_Material shown_:
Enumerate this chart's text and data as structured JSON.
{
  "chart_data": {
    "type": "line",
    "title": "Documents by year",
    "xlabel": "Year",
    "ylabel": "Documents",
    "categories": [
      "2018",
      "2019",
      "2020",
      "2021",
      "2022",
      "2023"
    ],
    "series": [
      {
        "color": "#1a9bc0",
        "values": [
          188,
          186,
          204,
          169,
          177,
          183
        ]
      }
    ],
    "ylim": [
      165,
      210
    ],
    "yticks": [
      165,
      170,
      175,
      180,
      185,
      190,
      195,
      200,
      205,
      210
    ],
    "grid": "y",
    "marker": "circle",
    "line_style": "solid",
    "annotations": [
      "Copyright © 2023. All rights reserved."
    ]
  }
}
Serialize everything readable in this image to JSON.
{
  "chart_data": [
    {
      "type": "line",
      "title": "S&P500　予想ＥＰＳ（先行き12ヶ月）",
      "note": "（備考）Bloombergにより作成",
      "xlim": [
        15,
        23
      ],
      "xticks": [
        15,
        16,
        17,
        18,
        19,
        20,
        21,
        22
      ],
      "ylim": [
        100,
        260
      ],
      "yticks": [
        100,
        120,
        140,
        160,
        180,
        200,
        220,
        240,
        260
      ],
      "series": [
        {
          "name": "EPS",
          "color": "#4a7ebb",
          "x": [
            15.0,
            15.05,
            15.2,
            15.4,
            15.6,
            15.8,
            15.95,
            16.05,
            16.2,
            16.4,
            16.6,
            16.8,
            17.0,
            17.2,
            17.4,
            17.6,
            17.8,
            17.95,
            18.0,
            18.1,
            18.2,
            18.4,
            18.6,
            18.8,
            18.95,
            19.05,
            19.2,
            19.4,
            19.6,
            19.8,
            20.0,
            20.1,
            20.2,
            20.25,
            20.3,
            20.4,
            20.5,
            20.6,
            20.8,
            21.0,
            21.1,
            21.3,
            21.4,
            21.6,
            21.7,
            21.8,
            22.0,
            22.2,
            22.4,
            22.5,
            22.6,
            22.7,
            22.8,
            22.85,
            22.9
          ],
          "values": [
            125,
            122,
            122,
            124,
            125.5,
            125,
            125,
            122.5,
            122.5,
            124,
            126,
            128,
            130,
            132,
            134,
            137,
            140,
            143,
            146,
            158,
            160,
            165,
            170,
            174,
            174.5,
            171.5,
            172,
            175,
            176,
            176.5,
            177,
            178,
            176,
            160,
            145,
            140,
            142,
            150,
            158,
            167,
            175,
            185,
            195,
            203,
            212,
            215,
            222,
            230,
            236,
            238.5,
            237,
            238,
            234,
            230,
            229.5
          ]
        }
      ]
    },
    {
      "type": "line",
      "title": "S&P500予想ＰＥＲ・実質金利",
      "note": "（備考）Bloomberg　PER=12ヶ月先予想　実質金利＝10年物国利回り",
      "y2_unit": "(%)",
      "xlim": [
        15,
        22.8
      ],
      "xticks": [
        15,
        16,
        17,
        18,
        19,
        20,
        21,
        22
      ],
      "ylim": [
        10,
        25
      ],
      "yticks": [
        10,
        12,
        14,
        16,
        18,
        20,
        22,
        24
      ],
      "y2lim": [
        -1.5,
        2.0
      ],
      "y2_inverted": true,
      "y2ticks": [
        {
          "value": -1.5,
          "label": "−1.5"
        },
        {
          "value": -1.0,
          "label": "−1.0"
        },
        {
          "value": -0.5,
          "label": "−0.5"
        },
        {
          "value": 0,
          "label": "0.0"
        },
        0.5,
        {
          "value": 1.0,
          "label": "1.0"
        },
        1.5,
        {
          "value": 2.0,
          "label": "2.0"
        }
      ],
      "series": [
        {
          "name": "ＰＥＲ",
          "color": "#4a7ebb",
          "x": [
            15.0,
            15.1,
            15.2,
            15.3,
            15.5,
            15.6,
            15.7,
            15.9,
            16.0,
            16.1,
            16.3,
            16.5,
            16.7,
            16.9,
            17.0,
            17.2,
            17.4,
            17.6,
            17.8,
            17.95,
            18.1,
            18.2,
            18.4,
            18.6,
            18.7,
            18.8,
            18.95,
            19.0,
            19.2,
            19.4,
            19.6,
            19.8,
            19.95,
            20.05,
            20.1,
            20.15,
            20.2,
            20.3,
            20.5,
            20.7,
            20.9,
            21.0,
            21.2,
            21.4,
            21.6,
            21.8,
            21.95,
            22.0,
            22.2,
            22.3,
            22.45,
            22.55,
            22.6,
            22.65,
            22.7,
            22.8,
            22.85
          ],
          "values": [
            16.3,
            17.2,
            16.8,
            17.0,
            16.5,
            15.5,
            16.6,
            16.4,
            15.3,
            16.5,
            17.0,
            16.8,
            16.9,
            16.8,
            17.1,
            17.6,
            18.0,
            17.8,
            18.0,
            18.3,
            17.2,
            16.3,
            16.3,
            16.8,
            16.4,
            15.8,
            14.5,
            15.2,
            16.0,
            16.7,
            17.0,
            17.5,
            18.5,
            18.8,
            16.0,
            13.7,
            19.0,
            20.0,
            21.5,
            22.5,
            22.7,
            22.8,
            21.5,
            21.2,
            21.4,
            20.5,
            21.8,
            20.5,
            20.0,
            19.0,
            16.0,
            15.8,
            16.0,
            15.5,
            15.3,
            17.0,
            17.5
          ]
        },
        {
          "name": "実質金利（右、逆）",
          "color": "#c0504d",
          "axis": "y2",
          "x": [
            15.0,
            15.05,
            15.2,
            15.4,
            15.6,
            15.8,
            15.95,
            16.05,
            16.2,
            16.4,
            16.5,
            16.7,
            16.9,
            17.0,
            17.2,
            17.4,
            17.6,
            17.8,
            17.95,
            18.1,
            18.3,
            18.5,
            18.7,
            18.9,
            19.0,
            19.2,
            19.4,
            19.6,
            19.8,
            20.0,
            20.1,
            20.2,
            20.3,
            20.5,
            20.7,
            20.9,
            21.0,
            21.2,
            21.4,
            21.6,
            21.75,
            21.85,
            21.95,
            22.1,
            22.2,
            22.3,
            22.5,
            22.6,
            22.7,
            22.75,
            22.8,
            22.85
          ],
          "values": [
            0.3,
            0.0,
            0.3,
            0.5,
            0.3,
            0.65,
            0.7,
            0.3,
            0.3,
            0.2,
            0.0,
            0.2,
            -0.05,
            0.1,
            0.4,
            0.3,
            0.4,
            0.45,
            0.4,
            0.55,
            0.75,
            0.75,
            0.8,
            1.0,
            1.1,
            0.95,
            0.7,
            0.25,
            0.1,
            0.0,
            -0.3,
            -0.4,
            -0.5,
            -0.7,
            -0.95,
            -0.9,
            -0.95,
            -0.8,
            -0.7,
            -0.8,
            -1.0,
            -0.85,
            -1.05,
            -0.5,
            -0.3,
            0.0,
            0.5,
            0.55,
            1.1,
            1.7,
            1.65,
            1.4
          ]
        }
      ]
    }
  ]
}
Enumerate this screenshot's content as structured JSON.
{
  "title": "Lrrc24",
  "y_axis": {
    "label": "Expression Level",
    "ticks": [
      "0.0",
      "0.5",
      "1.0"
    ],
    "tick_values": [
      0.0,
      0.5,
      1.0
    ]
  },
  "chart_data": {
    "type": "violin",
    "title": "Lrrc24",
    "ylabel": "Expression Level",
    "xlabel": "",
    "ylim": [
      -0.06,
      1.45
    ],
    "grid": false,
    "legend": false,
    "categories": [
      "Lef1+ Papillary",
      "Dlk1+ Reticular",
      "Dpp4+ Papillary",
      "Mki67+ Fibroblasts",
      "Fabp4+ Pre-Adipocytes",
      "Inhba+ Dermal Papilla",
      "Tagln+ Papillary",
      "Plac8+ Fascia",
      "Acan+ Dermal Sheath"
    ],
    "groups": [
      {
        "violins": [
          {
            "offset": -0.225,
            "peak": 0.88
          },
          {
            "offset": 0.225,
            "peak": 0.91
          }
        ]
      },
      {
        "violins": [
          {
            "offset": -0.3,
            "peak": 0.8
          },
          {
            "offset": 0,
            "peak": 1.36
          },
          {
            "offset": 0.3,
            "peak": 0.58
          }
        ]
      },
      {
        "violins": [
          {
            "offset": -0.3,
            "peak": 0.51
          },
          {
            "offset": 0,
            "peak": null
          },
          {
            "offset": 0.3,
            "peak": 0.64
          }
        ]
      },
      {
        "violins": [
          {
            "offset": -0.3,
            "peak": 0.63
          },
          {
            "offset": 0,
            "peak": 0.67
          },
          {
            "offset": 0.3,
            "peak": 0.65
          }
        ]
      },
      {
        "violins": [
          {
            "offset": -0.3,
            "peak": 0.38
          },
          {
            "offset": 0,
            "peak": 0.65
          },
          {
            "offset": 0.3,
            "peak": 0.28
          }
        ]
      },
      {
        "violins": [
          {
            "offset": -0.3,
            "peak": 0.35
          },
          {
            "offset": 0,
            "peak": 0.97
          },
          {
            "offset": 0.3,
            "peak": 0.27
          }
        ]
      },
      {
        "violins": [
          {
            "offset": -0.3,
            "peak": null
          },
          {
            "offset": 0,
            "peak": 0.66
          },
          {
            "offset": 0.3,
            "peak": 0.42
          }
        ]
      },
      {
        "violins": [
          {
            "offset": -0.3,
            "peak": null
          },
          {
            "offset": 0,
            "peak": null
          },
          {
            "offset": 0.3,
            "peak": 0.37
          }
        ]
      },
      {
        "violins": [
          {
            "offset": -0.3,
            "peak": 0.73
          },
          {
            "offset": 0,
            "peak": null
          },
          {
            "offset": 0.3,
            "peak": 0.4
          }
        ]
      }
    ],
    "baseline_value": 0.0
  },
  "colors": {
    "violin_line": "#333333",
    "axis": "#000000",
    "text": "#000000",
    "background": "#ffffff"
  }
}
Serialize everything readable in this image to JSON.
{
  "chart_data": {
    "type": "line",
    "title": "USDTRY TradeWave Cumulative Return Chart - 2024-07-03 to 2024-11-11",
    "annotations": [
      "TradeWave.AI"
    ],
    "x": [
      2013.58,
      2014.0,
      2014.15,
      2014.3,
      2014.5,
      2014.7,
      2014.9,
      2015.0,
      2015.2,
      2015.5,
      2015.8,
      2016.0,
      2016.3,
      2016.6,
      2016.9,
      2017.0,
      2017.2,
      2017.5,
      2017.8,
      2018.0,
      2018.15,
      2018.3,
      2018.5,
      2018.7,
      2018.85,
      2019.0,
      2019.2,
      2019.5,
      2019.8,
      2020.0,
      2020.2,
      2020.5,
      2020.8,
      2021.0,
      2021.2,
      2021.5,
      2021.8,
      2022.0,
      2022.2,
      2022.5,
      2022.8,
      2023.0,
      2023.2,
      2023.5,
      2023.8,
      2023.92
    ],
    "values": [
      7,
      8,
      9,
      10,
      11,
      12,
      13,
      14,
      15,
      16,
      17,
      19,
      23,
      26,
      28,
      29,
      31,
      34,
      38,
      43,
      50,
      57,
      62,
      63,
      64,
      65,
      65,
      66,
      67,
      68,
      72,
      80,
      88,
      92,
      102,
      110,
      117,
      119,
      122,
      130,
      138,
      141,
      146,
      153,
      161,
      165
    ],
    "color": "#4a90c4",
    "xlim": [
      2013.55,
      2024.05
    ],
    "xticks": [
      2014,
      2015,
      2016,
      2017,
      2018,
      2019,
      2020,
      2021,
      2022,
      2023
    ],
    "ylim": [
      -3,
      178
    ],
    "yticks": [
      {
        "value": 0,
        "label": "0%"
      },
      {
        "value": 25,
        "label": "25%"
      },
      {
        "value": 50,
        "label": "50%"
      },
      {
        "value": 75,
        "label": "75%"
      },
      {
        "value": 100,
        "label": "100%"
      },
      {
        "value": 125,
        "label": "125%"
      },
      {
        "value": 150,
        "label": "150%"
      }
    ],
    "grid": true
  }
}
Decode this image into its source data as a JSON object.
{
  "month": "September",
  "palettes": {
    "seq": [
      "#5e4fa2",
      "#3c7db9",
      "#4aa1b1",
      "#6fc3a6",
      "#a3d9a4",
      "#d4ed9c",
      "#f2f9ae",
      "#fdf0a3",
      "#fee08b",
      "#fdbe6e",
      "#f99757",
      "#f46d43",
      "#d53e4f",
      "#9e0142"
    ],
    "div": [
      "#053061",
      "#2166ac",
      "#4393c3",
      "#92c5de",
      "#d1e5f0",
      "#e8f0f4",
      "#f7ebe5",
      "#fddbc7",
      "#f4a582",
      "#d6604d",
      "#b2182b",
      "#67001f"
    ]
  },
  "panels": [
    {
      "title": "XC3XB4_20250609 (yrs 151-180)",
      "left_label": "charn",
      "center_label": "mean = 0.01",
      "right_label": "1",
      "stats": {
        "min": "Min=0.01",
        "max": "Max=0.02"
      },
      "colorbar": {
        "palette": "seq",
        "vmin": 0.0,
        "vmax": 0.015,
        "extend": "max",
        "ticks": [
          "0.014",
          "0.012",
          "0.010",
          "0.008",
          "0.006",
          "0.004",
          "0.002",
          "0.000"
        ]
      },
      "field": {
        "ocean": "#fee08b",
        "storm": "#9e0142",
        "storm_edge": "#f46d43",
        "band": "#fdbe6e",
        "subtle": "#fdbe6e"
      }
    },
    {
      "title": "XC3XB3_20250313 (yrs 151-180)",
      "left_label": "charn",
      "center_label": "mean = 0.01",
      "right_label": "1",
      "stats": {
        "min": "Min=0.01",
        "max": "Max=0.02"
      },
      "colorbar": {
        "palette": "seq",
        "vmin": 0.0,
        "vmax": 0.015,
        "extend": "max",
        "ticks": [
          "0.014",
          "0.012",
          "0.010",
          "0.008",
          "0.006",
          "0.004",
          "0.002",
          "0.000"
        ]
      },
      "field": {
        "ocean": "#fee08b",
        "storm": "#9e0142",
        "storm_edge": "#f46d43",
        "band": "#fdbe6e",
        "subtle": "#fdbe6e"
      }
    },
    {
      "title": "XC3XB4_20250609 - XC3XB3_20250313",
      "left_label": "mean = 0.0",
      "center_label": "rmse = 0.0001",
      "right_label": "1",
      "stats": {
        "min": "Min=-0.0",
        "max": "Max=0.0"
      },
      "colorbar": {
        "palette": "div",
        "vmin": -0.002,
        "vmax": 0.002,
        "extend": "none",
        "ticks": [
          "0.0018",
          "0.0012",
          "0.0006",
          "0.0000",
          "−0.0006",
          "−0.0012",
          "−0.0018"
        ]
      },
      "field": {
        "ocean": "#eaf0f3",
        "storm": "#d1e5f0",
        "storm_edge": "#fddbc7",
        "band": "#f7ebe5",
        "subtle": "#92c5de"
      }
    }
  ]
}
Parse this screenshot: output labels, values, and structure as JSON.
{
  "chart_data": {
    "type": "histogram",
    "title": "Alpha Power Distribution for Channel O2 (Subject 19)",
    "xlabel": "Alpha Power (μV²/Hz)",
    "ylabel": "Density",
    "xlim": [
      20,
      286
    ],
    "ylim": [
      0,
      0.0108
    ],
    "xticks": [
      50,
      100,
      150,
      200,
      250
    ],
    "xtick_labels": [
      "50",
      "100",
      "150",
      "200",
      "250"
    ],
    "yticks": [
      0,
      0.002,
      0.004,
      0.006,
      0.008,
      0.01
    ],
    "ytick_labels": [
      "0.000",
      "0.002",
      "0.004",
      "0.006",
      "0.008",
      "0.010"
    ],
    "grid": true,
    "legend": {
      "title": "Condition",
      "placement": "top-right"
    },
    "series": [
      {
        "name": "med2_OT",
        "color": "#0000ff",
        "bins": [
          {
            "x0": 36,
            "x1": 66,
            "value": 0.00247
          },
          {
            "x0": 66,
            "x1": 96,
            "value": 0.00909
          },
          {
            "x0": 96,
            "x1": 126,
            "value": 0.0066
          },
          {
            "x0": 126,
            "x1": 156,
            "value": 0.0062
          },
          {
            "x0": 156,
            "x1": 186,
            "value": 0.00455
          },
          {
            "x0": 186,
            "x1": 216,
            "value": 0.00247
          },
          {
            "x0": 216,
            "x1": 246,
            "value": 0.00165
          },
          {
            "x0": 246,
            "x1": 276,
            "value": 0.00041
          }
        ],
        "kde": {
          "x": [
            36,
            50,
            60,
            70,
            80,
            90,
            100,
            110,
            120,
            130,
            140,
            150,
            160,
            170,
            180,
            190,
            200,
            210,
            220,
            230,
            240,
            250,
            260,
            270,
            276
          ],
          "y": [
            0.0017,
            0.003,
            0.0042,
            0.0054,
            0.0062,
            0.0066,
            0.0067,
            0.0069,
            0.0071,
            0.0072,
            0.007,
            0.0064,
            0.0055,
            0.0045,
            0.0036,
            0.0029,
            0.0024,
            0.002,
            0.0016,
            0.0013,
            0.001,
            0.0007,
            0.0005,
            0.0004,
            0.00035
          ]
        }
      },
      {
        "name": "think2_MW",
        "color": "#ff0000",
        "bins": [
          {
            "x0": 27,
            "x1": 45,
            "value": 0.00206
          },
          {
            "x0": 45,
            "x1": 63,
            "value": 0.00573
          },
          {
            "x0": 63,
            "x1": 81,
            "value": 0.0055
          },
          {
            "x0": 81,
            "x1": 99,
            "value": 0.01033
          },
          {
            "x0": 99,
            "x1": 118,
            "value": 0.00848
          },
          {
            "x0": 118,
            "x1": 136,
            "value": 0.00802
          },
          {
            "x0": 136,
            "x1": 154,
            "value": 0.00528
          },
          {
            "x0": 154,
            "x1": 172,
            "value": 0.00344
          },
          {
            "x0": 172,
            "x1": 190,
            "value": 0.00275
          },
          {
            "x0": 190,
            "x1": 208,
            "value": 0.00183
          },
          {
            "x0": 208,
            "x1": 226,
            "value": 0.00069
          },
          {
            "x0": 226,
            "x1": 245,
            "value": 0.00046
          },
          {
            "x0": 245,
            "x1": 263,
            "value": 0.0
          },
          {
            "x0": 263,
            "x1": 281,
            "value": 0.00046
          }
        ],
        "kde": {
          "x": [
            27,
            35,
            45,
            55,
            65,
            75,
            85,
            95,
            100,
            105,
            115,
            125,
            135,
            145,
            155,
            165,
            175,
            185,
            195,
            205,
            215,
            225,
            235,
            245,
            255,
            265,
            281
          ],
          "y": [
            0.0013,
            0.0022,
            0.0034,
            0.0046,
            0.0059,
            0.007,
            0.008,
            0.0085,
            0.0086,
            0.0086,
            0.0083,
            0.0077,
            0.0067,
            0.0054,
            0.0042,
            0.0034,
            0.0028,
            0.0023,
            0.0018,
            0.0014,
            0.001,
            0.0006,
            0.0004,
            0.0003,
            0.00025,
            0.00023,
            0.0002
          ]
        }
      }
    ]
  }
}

_Work to be completed_: Show the lines of the records that include the string "ylabel".

_Result of the task_:
    "ylabel": "Documents",
    "ylabel": "Expression Level",
    "ylabel": "Density",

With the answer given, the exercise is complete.